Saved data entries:
** BEGIN **

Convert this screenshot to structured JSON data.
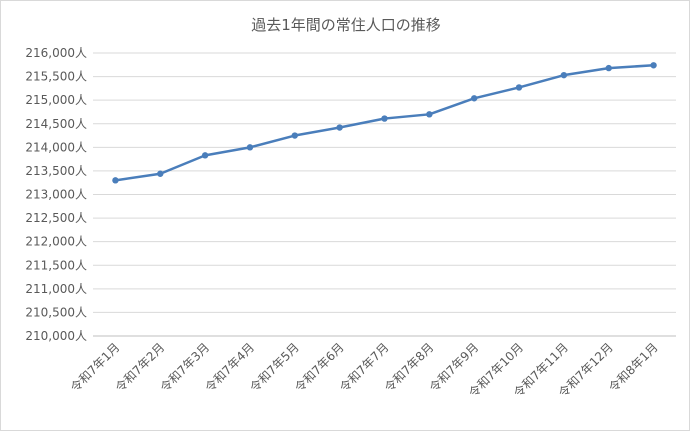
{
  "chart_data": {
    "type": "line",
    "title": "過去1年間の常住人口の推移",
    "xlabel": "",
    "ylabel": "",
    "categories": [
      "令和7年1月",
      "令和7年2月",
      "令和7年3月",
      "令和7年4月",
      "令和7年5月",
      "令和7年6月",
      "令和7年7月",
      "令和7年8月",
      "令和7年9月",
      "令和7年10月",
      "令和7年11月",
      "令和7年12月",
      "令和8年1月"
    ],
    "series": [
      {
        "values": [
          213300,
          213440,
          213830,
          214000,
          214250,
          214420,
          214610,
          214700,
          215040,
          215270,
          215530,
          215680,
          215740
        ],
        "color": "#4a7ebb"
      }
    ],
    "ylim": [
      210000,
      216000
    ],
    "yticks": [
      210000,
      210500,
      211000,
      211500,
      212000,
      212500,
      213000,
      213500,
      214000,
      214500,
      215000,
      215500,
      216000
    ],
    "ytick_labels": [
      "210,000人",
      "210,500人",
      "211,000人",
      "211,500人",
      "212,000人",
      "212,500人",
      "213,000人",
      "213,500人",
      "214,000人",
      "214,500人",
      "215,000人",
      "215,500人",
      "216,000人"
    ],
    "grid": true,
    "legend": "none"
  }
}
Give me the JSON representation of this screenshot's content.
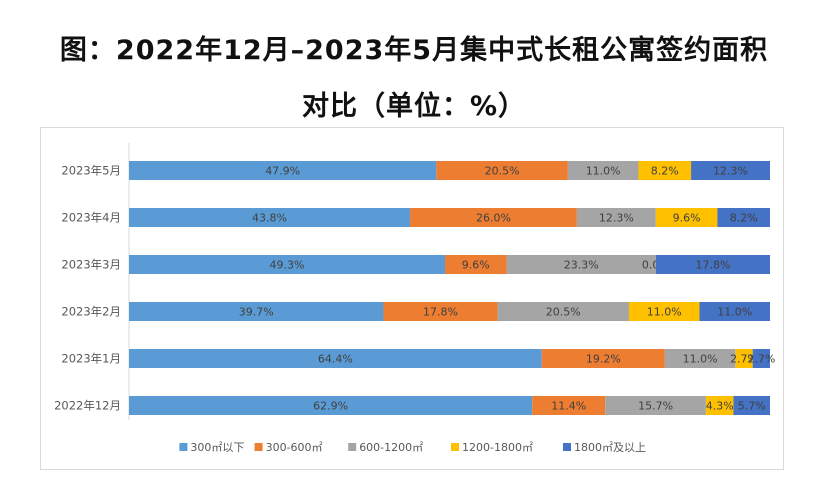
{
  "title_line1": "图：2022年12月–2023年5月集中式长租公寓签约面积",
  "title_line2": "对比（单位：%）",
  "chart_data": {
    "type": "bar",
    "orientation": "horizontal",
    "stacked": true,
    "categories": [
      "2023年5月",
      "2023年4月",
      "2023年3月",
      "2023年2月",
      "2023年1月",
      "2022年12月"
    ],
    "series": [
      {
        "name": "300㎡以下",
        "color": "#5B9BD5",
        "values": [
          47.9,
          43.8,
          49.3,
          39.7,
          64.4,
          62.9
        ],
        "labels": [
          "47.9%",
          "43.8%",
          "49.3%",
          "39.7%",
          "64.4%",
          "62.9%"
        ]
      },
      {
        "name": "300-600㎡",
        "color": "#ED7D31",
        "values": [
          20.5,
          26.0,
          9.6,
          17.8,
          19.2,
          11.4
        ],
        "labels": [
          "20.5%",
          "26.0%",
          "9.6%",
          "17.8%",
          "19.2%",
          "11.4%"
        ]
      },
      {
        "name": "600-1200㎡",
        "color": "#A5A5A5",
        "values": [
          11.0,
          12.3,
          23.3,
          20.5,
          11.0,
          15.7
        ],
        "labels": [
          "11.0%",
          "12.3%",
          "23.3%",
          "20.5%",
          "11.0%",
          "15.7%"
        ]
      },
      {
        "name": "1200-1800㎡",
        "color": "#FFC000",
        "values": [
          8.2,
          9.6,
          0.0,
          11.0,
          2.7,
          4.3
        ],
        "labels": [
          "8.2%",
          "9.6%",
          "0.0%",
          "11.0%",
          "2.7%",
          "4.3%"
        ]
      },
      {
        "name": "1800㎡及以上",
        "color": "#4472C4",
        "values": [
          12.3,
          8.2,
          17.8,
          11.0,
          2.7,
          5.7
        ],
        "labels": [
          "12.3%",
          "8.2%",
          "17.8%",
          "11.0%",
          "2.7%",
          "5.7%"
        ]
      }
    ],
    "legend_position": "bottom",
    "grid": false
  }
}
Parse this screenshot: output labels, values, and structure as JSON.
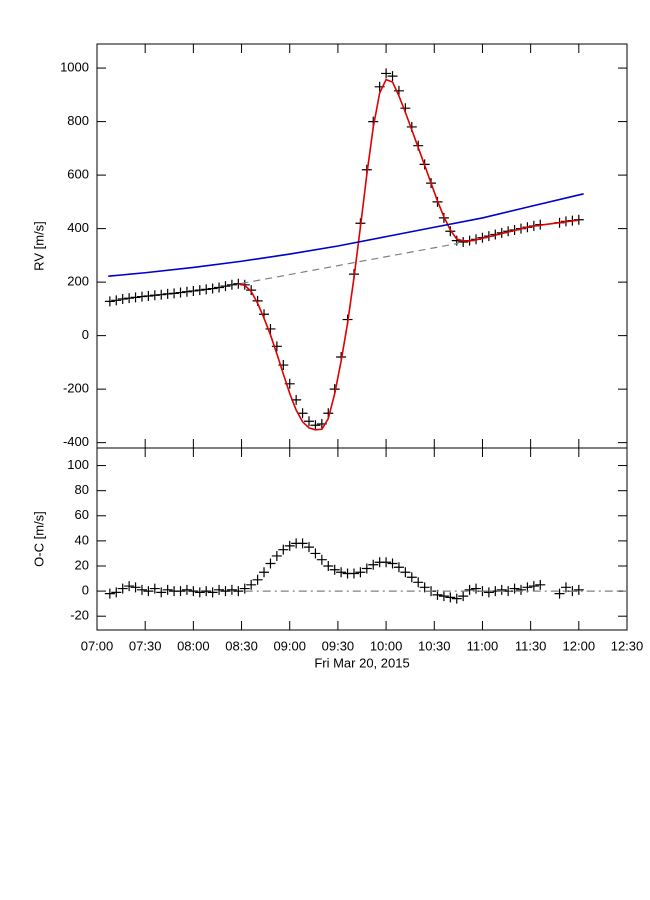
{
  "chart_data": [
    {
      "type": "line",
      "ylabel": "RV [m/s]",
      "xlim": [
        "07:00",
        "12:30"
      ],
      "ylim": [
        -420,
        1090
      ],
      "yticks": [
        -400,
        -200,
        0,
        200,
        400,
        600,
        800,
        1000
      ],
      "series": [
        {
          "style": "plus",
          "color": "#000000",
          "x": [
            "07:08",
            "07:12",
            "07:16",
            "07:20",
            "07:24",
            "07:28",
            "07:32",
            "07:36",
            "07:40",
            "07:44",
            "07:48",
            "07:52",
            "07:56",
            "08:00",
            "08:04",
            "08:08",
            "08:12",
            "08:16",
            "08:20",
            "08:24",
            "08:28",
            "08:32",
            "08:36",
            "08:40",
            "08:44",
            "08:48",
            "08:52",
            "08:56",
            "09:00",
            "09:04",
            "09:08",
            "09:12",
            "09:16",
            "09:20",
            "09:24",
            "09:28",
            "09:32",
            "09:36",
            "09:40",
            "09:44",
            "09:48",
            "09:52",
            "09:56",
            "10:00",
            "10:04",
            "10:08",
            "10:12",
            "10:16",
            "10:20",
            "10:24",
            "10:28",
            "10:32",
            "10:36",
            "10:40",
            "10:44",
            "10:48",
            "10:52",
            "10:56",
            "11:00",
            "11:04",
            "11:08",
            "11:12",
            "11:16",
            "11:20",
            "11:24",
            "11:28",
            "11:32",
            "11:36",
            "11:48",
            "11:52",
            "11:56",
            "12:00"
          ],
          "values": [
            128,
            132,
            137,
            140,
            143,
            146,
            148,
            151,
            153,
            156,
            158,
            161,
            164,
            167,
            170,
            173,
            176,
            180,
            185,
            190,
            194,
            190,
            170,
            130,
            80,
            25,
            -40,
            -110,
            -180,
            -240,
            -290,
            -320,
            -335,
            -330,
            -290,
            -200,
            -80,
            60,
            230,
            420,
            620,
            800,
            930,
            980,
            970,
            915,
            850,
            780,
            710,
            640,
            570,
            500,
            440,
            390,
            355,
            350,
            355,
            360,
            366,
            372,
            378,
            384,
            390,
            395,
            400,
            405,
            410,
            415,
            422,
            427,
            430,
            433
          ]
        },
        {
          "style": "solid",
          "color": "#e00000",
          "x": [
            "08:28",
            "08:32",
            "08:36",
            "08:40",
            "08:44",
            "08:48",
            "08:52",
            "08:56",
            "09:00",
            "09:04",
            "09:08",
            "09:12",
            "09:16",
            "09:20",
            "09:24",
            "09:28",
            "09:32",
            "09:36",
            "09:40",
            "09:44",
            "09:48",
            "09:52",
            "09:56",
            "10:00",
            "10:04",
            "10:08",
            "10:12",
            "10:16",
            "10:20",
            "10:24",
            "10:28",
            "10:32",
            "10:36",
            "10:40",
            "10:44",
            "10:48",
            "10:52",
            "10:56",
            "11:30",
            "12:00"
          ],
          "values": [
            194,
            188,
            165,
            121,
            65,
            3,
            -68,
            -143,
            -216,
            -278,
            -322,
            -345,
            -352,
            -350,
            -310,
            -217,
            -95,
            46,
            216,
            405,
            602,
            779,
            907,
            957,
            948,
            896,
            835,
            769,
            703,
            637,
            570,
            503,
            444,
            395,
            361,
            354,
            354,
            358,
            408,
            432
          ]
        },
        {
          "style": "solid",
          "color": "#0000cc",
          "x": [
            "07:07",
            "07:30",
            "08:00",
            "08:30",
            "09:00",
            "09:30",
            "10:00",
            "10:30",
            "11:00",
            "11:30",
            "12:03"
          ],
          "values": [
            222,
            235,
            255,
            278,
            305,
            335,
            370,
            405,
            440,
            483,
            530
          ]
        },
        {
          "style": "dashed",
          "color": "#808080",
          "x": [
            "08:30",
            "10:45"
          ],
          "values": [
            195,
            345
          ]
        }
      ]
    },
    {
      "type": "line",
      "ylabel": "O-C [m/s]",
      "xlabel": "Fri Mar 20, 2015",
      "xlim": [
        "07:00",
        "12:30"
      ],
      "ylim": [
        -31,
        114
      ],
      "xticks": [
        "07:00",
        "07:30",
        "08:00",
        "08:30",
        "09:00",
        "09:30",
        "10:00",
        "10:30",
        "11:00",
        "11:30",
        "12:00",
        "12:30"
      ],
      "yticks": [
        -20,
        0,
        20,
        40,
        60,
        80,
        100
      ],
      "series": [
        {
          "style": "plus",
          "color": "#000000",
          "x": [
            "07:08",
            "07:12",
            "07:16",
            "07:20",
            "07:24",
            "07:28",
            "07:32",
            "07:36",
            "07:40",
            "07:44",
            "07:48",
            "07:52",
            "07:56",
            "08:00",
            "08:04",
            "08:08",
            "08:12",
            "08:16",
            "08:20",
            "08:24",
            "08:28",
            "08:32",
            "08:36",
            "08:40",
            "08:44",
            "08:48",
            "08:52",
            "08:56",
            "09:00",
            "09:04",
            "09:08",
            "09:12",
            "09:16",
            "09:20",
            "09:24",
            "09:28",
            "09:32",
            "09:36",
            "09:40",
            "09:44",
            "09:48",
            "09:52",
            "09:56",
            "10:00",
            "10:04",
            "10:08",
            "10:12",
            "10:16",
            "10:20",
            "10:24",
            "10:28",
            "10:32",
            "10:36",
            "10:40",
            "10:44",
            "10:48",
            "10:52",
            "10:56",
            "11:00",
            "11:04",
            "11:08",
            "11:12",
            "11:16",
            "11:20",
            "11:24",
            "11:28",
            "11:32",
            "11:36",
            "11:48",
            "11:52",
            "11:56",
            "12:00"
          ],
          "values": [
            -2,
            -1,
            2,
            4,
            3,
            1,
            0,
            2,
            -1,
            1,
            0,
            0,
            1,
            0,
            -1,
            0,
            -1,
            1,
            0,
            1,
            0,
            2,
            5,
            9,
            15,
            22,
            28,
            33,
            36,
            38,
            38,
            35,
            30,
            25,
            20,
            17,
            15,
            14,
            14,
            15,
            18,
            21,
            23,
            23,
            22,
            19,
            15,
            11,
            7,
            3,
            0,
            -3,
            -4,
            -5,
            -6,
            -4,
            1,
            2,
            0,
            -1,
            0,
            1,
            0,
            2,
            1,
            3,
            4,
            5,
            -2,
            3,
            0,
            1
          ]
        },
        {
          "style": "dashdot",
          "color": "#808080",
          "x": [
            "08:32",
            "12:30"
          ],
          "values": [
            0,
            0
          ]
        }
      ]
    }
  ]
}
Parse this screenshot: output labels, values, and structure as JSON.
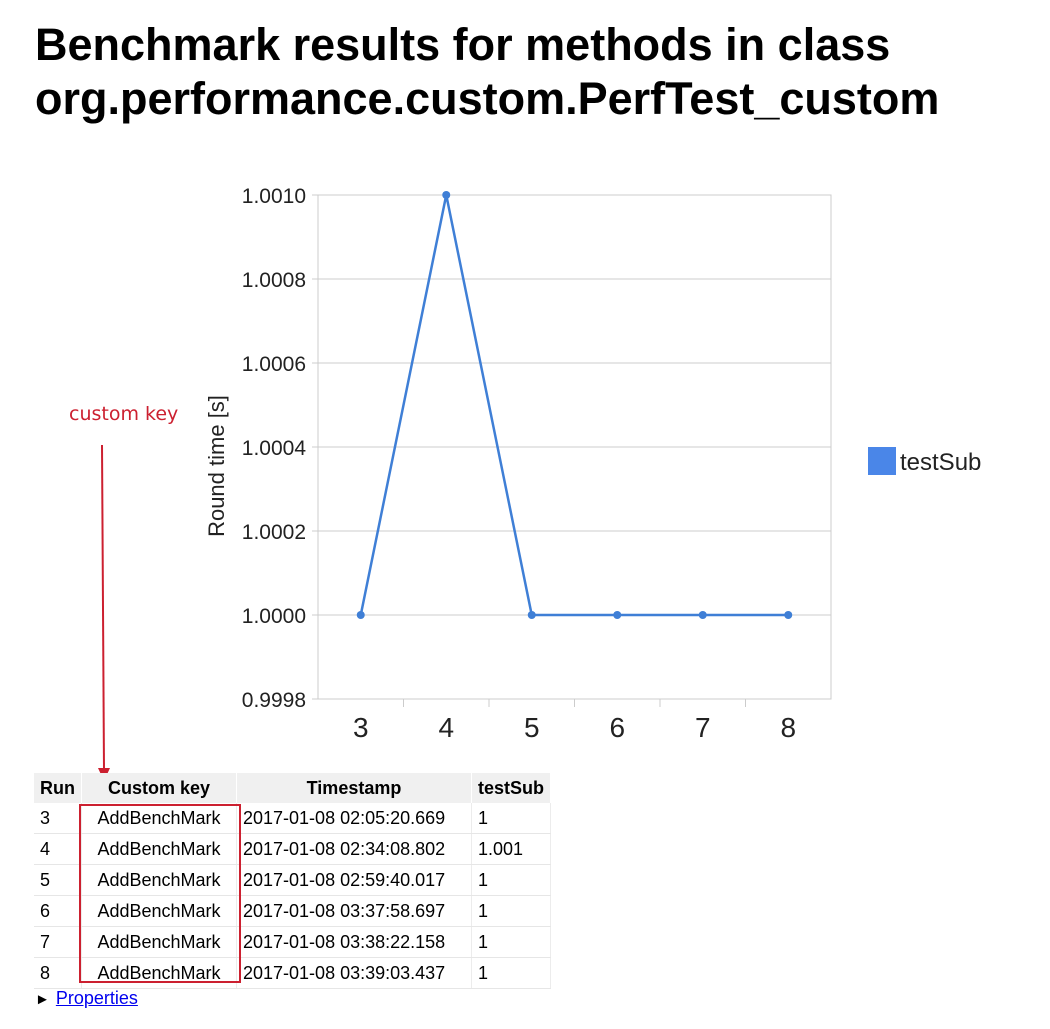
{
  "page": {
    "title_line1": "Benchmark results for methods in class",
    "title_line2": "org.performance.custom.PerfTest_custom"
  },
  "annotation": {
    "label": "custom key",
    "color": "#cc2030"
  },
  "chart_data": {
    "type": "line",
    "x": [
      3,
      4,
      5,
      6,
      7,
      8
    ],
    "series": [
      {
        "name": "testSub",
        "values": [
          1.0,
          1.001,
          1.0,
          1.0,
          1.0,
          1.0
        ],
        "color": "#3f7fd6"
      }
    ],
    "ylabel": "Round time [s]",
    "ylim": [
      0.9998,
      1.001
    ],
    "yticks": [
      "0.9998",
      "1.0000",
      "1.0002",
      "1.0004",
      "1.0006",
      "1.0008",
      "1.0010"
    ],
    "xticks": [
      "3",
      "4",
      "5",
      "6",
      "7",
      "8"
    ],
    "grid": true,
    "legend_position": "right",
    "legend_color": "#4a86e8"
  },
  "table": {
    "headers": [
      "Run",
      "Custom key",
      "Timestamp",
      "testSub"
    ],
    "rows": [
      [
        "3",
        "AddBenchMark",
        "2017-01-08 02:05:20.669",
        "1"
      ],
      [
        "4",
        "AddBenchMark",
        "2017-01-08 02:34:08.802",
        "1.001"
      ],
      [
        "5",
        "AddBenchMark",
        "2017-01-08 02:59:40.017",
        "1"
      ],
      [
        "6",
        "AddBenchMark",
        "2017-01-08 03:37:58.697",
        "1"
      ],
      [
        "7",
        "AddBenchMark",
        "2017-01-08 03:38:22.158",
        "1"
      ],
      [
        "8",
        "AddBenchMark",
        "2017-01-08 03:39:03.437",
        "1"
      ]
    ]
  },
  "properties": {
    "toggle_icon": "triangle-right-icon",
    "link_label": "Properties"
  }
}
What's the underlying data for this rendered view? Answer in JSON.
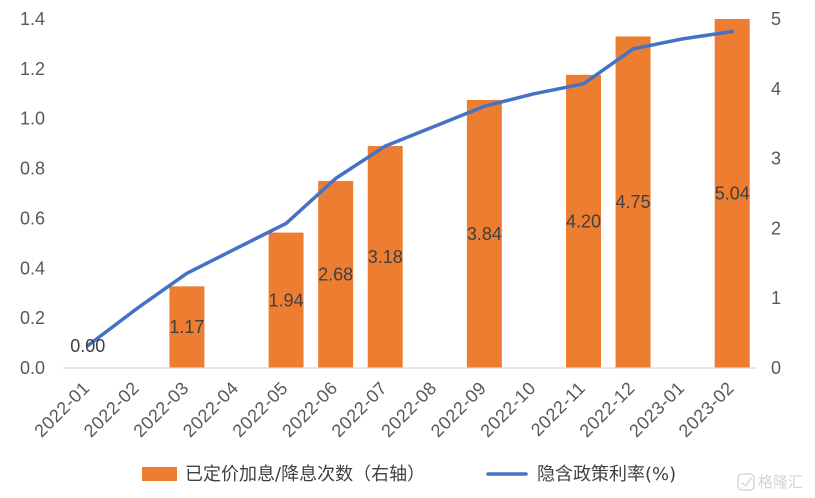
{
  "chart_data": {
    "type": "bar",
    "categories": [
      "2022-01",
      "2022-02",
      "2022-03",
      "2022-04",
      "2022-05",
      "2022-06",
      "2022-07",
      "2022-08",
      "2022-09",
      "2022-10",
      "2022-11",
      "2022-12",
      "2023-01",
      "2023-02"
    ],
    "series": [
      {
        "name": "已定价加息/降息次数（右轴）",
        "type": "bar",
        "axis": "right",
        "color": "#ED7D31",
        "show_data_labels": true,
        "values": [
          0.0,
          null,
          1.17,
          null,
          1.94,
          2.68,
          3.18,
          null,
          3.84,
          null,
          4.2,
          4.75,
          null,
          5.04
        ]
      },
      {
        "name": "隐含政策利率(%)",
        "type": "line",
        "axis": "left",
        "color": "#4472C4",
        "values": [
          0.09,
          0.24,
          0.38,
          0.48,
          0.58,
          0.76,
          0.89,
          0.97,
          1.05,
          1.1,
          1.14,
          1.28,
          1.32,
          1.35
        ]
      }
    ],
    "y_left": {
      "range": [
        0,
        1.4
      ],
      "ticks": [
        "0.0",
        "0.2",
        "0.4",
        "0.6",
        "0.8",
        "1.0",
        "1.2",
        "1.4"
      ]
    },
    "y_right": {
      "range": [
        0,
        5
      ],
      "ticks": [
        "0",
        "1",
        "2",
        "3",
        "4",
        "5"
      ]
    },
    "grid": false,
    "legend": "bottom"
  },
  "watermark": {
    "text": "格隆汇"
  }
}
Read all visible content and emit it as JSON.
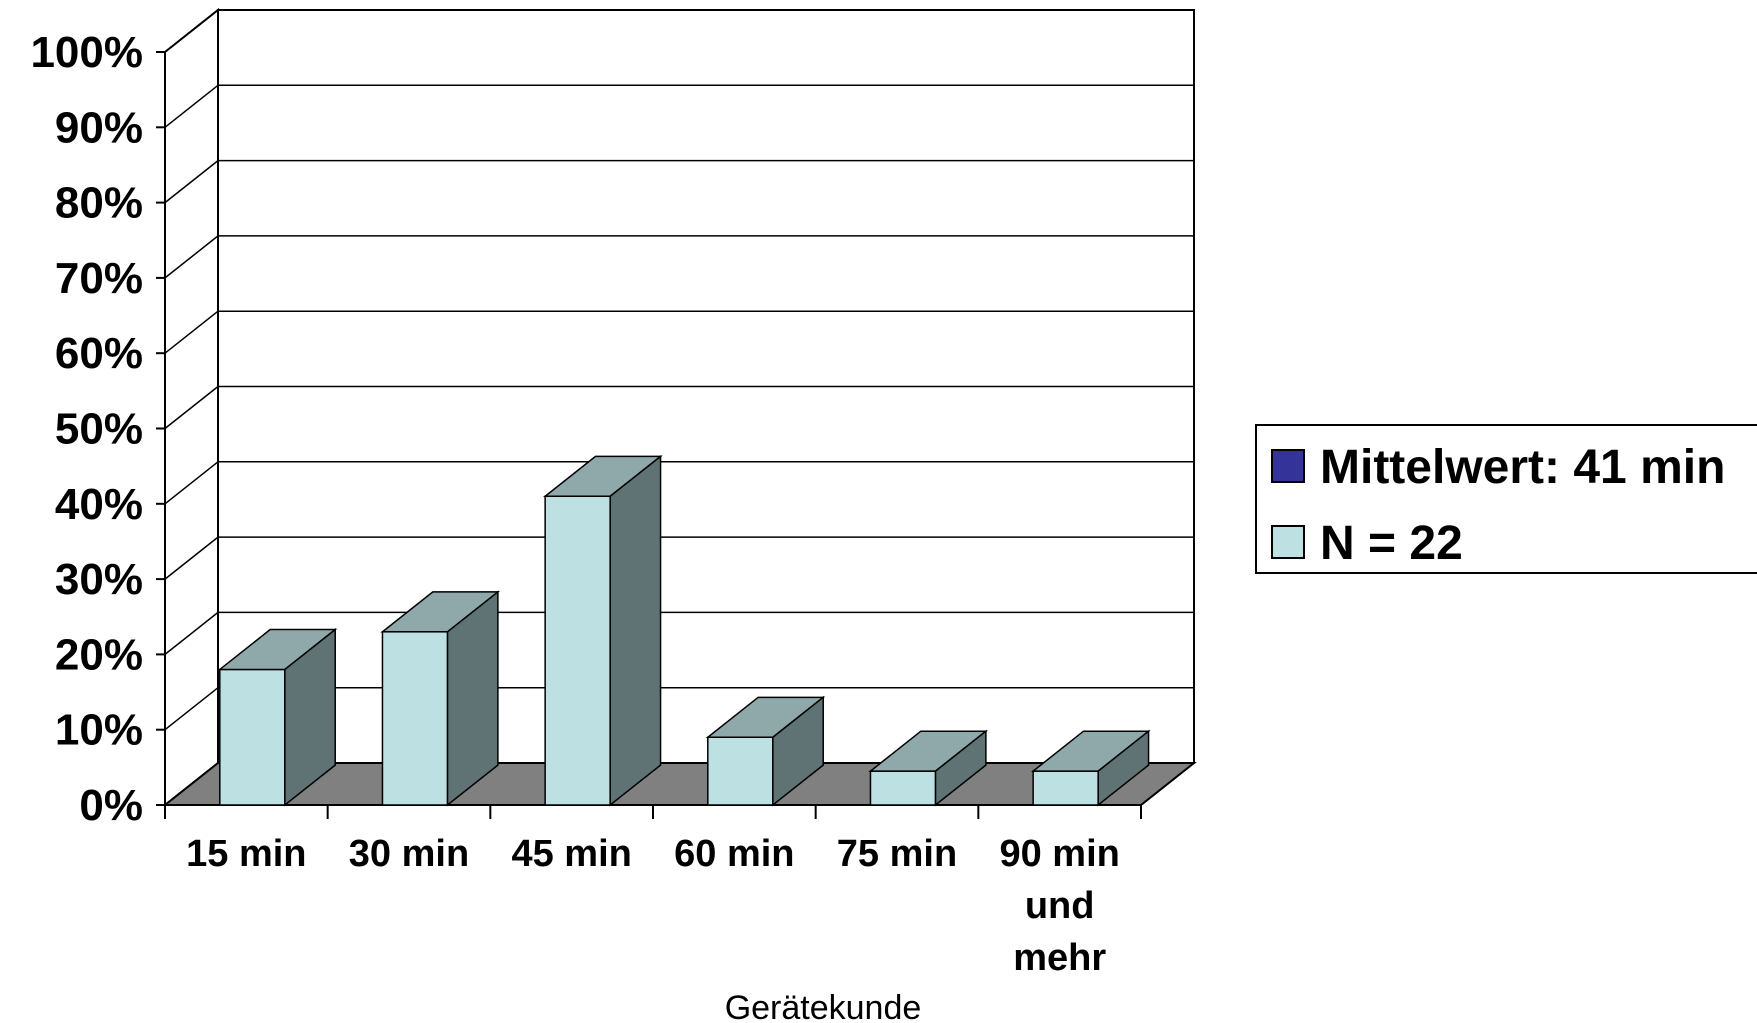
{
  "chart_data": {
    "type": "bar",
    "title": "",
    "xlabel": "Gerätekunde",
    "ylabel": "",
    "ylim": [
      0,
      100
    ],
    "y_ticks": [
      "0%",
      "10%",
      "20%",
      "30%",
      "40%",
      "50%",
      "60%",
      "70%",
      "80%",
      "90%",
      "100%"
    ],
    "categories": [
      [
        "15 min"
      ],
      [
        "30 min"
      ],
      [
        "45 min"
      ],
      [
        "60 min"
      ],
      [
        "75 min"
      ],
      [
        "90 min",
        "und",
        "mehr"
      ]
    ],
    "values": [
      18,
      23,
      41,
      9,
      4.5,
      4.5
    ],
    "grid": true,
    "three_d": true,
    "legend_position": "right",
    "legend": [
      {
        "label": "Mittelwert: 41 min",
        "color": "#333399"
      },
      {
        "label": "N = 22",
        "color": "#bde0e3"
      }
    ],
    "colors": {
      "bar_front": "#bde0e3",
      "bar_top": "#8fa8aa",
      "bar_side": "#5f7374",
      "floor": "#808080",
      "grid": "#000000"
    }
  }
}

** END **

• [What this task involves]
Your task is to repeat exactly the lines from the one containing "Read all visible content and emit it as JSON." through the end of the material, both included, and only those, without pictures.

• [Full response]
Read all visible content and emit it as JSON.
{
  "chart_data": {
    "type": "bar",
    "title": "",
    "xlabel": "Gerätekunde",
    "ylabel": "",
    "ylim": [
      0,
      100
    ],
    "y_ticks": [
      "0%",
      "10%",
      "20%",
      "30%",
      "40%",
      "50%",
      "60%",
      "70%",
      "80%",
      "90%",
      "100%"
    ],
    "categories": [
      [
        "15 min"
      ],
      [
        "30 min"
      ],
      [
        "45 min"
      ],
      [
        "60 min"
      ],
      [
        "75 min"
      ],
      [
        "90 min",
        "und",
        "mehr"
      ]
    ],
    "values": [
      18,
      23,
      41,
      9,
      4.5,
      4.5
    ],
    "grid": true,
    "three_d": true,
    "legend_position": "right",
    "legend": [
      {
        "label": "Mittelwert: 41 min",
        "color": "#333399"
      },
      {
        "label": "N = 22",
        "color": "#bde0e3"
      }
    ],
    "colors": {
      "bar_front": "#bde0e3",
      "bar_top": "#8fa8aa",
      "bar_side": "#5f7374",
      "floor": "#808080",
      "grid": "#000000"
    }
  }
}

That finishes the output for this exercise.